## GOAL OF THE EXERCISE
Reproduce all entries verbatim, with nothing added or dropped.

## DATASET ROWS
-------

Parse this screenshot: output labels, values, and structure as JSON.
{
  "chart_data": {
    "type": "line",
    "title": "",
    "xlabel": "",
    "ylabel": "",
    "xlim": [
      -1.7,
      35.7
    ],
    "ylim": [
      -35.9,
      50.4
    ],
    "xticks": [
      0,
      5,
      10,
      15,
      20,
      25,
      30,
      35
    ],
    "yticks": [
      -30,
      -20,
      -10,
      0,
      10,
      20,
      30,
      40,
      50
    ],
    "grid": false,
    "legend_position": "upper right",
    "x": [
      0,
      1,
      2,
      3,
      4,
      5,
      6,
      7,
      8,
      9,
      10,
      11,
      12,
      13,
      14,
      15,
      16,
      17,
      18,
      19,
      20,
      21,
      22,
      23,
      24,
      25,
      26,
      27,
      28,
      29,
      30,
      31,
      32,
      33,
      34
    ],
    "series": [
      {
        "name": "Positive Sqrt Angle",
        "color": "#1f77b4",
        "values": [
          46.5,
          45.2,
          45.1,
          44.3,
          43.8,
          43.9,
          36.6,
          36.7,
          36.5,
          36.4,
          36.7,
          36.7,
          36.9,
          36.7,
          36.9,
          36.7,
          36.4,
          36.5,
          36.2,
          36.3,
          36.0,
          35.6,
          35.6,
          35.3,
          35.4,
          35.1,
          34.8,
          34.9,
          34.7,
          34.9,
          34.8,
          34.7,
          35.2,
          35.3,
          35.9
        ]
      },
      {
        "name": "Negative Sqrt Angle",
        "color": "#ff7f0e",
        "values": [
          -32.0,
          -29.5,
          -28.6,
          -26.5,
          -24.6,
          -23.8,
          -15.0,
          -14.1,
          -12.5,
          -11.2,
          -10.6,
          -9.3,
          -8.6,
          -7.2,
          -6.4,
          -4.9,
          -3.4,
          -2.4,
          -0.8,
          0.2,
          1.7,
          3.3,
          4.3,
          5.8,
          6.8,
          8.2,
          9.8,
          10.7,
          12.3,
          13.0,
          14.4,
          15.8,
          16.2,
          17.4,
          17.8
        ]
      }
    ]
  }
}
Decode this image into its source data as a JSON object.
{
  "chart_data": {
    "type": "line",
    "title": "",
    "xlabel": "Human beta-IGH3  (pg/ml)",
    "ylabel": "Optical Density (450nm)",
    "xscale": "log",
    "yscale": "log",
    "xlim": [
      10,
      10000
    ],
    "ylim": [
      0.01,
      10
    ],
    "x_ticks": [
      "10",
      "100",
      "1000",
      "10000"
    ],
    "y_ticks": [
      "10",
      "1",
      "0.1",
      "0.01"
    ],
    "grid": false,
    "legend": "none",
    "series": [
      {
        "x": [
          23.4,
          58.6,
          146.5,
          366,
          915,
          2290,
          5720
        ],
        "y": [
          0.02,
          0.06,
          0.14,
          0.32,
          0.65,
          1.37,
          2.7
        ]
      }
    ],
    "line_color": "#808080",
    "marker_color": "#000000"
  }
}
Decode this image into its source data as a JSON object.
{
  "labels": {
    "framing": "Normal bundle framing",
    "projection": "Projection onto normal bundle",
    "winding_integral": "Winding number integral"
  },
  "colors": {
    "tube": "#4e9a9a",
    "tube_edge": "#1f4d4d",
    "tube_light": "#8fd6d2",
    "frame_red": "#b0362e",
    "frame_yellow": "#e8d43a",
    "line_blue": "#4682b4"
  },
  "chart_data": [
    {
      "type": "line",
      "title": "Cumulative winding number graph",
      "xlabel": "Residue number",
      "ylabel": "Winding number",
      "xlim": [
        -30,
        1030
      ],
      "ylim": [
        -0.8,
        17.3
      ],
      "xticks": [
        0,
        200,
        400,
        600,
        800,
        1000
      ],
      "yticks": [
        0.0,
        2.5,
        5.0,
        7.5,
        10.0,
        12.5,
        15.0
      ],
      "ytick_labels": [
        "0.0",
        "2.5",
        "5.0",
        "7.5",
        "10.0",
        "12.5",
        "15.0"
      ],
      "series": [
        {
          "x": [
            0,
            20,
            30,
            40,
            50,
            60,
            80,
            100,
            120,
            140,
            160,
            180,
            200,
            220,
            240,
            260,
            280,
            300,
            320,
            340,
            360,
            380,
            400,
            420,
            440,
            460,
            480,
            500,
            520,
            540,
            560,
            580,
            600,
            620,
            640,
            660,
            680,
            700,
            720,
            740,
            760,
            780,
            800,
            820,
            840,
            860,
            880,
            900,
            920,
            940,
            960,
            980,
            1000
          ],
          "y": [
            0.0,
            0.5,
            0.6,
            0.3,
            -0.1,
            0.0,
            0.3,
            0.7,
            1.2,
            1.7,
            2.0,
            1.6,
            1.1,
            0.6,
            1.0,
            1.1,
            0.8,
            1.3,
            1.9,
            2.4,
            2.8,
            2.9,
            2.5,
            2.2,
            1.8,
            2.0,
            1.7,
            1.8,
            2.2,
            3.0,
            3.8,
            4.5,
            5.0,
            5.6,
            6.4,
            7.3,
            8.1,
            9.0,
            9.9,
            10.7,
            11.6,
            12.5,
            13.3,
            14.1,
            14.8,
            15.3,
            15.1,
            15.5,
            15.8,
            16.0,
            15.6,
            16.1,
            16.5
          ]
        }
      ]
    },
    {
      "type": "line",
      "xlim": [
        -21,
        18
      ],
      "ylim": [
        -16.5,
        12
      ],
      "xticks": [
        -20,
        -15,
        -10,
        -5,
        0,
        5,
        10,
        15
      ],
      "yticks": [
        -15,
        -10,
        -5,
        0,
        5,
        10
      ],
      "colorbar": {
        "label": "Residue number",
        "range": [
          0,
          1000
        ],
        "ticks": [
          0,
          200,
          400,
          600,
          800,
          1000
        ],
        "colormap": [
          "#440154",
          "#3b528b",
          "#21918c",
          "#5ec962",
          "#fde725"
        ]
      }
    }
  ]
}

-------

## SOLUTION TO THIS EXERCISE
Parse this screenshot: output labels, values, and structure as JSON.
{
  "chart_data": {
    "type": "line",
    "title": "",
    "xlabel": "",
    "ylabel": "",
    "xlim": [
      -1.7,
      35.7
    ],
    "ylim": [
      -35.9,
      50.4
    ],
    "xticks": [
      0,
      5,
      10,
      15,
      20,
      25,
      30,
      35
    ],
    "yticks": [
      -30,
      -20,
      -10,
      0,
      10,
      20,
      30,
      40,
      50
    ],
    "grid": false,
    "legend_position": "upper right",
    "x": [
      0,
      1,
      2,
      3,
      4,
      5,
      6,
      7,
      8,
      9,
      10,
      11,
      12,
      13,
      14,
      15,
      16,
      17,
      18,
      19,
      20,
      21,
      22,
      23,
      24,
      25,
      26,
      27,
      28,
      29,
      30,
      31,
      32,
      33,
      34
    ],
    "series": [
      {
        "name": "Positive Sqrt Angle",
        "color": "#1f77b4",
        "values": [
          46.5,
          45.2,
          45.1,
          44.3,
          43.8,
          43.9,
          36.6,
          36.7,
          36.5,
          36.4,
          36.7,
          36.7,
          36.9,
          36.7,
          36.9,
          36.7,
          36.4,
          36.5,
          36.2,
          36.3,
          36.0,
          35.6,
          35.6,
          35.3,
          35.4,
          35.1,
          34.8,
          34.9,
          34.7,
          34.9,
          34.8,
          34.7,
          35.2,
          35.3,
          35.9
        ]
      },
      {
        "name": "Negative Sqrt Angle",
        "color": "#ff7f0e",
        "values": [
          -32.0,
          -29.5,
          -28.6,
          -26.5,
          -24.6,
          -23.8,
          -15.0,
          -14.1,
          -12.5,
          -11.2,
          -10.6,
          -9.3,
          -8.6,
          -7.2,
          -6.4,
          -4.9,
          -3.4,
          -2.4,
          -0.8,
          0.2,
          1.7,
          3.3,
          4.3,
          5.8,
          6.8,
          8.2,
          9.8,
          10.7,
          12.3,
          13.0,
          14.4,
          15.8,
          16.2,
          17.4,
          17.8
        ]
      }
    ]
  }
}
Decode this image into its source data as a JSON object.
{
  "chart_data": {
    "type": "line",
    "title": "",
    "xlabel": "Human beta-IGH3  (pg/ml)",
    "ylabel": "Optical Density (450nm)",
    "xscale": "log",
    "yscale": "log",
    "xlim": [
      10,
      10000
    ],
    "ylim": [
      0.01,
      10
    ],
    "x_ticks": [
      "10",
      "100",
      "1000",
      "10000"
    ],
    "y_ticks": [
      "10",
      "1",
      "0.1",
      "0.01"
    ],
    "grid": false,
    "legend": "none",
    "series": [
      {
        "x": [
          23.4,
          58.6,
          146.5,
          366,
          915,
          2290,
          5720
        ],
        "y": [
          0.02,
          0.06,
          0.14,
          0.32,
          0.65,
          1.37,
          2.7
        ]
      }
    ],
    "line_color": "#808080",
    "marker_color": "#000000"
  }
}
Decode this image into its source data as a JSON object.
{
  "labels": {
    "framing": "Normal bundle framing",
    "projection": "Projection onto normal bundle",
    "winding_integral": "Winding number integral"
  },
  "colors": {
    "tube": "#4e9a9a",
    "tube_edge": "#1f4d4d",
    "tube_light": "#8fd6d2",
    "frame_red": "#b0362e",
    "frame_yellow": "#e8d43a",
    "line_blue": "#4682b4"
  },
  "chart_data": [
    {
      "type": "line",
      "title": "Cumulative winding number graph",
      "xlabel": "Residue number",
      "ylabel": "Winding number",
      "xlim": [
        -30,
        1030
      ],
      "ylim": [
        -0.8,
        17.3
      ],
      "xticks": [
        0,
        200,
        400,
        600,
        800,
        1000
      ],
      "yticks": [
        0.0,
        2.5,
        5.0,
        7.5,
        10.0,
        12.5,
        15.0
      ],
      "ytick_labels": [
        "0.0",
        "2.5",
        "5.0",
        "7.5",
        "10.0",
        "12.5",
        "15.0"
      ],
      "series": [
        {
          "x": [
            0,
            20,
            30,
            40,
            50,
            60,
            80,
            100,
            120,
            140,
            160,
            180,
            200,
            220,
            240,
            260,
            280,
            300,
            320,
            340,
            360,
            380,
            400,
            420,
            440,
            460,
            480,
            500,
            520,
            540,
            560,
            580,
            600,
            620,
            640,
            660,
            680,
            700,
            720,
            740,
            760,
            780,
            800,
            820,
            840,
            860,
            880,
            900,
            920,
            940,
            960,
            980,
            1000
          ],
          "y": [
            0.0,
            0.5,
            0.6,
            0.3,
            -0.1,
            0.0,
            0.3,
            0.7,
            1.2,
            1.7,
            2.0,
            1.6,
            1.1,
            0.6,
            1.0,
            1.1,
            0.8,
            1.3,
            1.9,
            2.4,
            2.8,
            2.9,
            2.5,
            2.2,
            1.8,
            2.0,
            1.7,
            1.8,
            2.2,
            3.0,
            3.8,
            4.5,
            5.0,
            5.6,
            6.4,
            7.3,
            8.1,
            9.0,
            9.9,
            10.7,
            11.6,
            12.5,
            13.3,
            14.1,
            14.8,
            15.3,
            15.1,
            15.5,
            15.8,
            16.0,
            15.6,
            16.1,
            16.5
          ]
        }
      ]
    },
    {
      "type": "line",
      "xlim": [
        -21,
        18
      ],
      "ylim": [
        -16.5,
        12
      ],
      "xticks": [
        -20,
        -15,
        -10,
        -5,
        0,
        5,
        10,
        15
      ],
      "yticks": [
        -15,
        -10,
        -5,
        0,
        5,
        10
      ],
      "colorbar": {
        "label": "Residue number",
        "range": [
          0,
          1000
        ],
        "ticks": [
          0,
          200,
          400,
          600,
          800,
          1000
        ],
        "colormap": [
          "#440154",
          "#3b528b",
          "#21918c",
          "#5ec962",
          "#fde725"
        ]
      }
    }
  ]
}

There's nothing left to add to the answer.